*TASK STATEMENT*
Find every line with the word "JSON". Copy those lines.
——
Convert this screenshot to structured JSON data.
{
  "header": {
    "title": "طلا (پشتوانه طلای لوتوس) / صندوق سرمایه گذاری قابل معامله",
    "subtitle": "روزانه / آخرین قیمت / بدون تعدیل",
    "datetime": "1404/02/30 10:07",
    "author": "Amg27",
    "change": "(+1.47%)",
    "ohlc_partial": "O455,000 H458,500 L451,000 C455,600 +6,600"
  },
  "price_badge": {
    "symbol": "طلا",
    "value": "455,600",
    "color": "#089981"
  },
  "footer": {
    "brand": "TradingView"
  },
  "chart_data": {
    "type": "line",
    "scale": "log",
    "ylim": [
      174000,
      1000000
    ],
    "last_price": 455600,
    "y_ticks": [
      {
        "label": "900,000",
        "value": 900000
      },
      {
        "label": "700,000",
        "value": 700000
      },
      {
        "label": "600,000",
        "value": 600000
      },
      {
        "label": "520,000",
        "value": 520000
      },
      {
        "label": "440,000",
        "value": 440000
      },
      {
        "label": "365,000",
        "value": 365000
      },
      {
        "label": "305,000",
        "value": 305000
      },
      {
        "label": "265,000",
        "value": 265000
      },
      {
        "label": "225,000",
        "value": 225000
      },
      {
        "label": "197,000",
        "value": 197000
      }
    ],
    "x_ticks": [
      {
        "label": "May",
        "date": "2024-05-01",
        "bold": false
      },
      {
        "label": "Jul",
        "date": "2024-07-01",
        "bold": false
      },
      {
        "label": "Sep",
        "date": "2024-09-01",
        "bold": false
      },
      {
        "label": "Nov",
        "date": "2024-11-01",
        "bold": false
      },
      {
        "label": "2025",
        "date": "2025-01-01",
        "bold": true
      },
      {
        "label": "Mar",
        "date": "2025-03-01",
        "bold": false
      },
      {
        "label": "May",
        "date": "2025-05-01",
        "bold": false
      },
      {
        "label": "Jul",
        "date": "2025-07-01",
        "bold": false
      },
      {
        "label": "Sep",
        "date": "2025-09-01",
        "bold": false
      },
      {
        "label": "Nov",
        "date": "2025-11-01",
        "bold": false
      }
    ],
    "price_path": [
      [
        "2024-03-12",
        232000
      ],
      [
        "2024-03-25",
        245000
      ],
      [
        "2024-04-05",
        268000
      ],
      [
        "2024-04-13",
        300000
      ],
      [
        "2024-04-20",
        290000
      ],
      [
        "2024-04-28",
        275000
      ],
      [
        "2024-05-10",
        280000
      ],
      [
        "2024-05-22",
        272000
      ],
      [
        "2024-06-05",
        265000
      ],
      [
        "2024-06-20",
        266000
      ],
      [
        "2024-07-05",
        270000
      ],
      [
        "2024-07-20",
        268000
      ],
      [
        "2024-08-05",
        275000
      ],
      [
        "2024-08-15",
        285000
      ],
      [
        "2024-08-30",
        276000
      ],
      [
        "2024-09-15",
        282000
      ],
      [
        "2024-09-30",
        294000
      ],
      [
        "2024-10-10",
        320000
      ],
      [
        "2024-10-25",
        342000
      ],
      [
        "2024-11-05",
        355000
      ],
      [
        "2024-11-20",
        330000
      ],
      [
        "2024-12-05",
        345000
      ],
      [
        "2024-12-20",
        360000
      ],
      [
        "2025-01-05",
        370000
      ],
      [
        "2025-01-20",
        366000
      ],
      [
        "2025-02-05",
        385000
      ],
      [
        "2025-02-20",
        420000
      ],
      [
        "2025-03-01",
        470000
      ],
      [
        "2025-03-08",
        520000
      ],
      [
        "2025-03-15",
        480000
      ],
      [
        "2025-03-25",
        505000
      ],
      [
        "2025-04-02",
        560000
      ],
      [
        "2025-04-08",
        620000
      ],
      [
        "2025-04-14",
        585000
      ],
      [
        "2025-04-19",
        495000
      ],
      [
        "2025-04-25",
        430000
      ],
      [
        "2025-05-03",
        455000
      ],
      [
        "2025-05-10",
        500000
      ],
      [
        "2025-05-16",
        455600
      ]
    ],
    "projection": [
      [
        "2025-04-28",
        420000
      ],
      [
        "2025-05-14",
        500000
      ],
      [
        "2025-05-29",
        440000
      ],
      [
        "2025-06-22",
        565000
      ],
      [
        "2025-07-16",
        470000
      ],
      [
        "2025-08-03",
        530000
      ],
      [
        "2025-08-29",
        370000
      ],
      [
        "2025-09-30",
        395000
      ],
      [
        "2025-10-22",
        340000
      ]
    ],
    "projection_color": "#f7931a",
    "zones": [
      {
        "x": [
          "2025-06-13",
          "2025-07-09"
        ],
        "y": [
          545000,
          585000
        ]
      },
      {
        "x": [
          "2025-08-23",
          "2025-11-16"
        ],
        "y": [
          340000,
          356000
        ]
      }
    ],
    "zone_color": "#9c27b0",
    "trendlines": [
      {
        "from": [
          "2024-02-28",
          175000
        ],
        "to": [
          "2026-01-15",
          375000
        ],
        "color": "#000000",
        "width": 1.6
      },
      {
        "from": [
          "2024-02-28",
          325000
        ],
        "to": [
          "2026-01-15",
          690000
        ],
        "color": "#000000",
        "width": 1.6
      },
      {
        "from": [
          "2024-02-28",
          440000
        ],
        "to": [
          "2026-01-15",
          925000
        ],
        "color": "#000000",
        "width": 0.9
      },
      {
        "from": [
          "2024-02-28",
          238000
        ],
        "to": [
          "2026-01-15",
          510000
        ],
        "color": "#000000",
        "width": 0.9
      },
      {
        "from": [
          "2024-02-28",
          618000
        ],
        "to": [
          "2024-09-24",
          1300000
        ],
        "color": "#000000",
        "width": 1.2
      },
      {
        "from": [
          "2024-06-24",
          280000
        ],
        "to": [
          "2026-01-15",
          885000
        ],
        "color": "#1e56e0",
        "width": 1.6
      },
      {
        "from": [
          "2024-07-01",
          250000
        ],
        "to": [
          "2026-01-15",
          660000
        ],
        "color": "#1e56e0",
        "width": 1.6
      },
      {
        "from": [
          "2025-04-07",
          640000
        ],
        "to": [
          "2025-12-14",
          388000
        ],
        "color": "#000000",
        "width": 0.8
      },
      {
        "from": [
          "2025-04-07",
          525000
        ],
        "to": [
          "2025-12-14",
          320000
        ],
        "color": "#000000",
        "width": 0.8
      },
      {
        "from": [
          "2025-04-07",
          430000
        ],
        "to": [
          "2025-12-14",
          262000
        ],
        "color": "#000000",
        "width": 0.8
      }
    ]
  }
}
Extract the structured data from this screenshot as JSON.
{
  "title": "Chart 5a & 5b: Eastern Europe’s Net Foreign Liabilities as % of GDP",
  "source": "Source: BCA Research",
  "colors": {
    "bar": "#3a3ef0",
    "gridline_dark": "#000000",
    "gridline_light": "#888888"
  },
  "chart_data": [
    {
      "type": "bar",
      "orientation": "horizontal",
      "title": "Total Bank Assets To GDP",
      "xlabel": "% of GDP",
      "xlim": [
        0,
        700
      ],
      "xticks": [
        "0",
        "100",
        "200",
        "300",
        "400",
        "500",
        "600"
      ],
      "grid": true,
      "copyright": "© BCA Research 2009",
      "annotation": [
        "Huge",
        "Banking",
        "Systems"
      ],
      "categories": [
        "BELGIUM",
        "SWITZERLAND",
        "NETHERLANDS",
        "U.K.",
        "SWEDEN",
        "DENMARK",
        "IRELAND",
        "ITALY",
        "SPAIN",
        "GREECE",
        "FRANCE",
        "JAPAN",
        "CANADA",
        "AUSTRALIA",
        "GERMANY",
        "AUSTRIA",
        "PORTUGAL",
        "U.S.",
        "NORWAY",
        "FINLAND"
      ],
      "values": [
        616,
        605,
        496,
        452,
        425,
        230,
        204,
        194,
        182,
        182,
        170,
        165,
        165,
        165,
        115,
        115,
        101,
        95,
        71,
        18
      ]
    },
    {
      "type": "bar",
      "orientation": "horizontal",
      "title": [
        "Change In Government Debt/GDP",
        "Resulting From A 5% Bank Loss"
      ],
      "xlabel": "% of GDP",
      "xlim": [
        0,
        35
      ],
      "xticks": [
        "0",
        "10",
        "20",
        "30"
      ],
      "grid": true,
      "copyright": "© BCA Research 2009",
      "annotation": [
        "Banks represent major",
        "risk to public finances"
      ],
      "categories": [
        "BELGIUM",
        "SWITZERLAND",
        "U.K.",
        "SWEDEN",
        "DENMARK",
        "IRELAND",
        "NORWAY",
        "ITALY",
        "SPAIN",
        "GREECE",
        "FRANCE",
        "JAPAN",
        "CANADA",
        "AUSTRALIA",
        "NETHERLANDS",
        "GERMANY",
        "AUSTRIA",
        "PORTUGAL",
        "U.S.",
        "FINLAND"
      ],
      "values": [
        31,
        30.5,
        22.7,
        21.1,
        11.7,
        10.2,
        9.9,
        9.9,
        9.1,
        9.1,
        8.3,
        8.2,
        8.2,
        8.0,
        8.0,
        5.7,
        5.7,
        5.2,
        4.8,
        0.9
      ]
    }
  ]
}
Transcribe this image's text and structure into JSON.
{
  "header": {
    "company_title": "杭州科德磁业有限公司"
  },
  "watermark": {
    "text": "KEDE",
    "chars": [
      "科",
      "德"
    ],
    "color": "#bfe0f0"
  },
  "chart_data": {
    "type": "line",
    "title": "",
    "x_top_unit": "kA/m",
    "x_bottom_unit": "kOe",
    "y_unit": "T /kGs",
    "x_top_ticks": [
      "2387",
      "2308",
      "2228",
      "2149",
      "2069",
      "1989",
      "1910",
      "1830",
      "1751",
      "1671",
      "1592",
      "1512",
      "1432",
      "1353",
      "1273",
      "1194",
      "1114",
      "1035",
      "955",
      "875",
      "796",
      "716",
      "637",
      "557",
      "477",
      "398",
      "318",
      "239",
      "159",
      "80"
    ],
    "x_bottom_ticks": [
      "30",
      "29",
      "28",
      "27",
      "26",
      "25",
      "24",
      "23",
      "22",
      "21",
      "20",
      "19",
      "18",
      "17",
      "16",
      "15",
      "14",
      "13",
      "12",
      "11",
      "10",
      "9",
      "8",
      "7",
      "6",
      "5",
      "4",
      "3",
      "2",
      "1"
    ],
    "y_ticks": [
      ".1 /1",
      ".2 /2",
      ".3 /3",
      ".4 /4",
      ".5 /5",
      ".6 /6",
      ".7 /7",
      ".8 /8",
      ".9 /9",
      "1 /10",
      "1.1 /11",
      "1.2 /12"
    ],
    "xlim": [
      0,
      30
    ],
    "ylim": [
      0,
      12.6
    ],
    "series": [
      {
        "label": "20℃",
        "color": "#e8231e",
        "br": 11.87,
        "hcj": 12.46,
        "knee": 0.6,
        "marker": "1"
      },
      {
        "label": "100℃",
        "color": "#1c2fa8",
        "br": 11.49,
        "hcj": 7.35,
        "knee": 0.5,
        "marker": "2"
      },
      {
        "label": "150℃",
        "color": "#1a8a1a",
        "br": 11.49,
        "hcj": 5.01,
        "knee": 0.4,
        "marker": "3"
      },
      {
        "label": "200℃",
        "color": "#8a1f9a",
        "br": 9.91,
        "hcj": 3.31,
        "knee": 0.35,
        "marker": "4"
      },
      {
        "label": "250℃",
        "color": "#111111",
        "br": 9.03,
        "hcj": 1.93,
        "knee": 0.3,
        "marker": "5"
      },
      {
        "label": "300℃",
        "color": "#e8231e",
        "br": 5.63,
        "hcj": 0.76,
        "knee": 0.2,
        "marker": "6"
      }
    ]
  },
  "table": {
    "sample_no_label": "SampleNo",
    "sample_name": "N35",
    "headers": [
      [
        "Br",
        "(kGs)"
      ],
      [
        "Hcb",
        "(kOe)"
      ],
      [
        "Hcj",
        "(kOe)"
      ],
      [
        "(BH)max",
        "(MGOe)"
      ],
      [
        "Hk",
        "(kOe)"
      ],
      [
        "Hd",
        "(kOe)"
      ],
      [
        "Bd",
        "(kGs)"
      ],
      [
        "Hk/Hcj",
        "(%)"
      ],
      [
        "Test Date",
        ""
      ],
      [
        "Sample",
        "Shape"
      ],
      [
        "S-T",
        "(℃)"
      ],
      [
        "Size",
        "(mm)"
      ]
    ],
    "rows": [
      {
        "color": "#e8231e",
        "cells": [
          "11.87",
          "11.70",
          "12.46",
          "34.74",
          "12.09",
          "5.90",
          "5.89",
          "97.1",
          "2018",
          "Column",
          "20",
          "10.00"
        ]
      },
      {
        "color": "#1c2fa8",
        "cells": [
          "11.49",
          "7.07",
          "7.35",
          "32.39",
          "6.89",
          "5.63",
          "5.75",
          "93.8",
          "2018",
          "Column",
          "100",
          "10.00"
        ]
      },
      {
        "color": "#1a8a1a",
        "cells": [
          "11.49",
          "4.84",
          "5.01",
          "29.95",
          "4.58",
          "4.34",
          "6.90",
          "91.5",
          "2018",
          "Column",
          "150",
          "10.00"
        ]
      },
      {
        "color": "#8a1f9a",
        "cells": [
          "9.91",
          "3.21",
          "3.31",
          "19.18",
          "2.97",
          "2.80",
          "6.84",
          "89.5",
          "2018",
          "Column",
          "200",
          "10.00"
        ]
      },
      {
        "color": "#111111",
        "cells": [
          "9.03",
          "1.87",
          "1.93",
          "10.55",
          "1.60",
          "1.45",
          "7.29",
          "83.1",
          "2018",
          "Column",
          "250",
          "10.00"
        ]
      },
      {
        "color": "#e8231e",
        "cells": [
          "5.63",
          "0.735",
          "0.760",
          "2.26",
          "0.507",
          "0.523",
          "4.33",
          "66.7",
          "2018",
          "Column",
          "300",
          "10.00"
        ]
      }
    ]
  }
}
——
*REPLY*
Convert this screenshot to structured JSON data.
Extract the structured data from this screenshot as JSON.
Transcribe this image's text and structure into JSON.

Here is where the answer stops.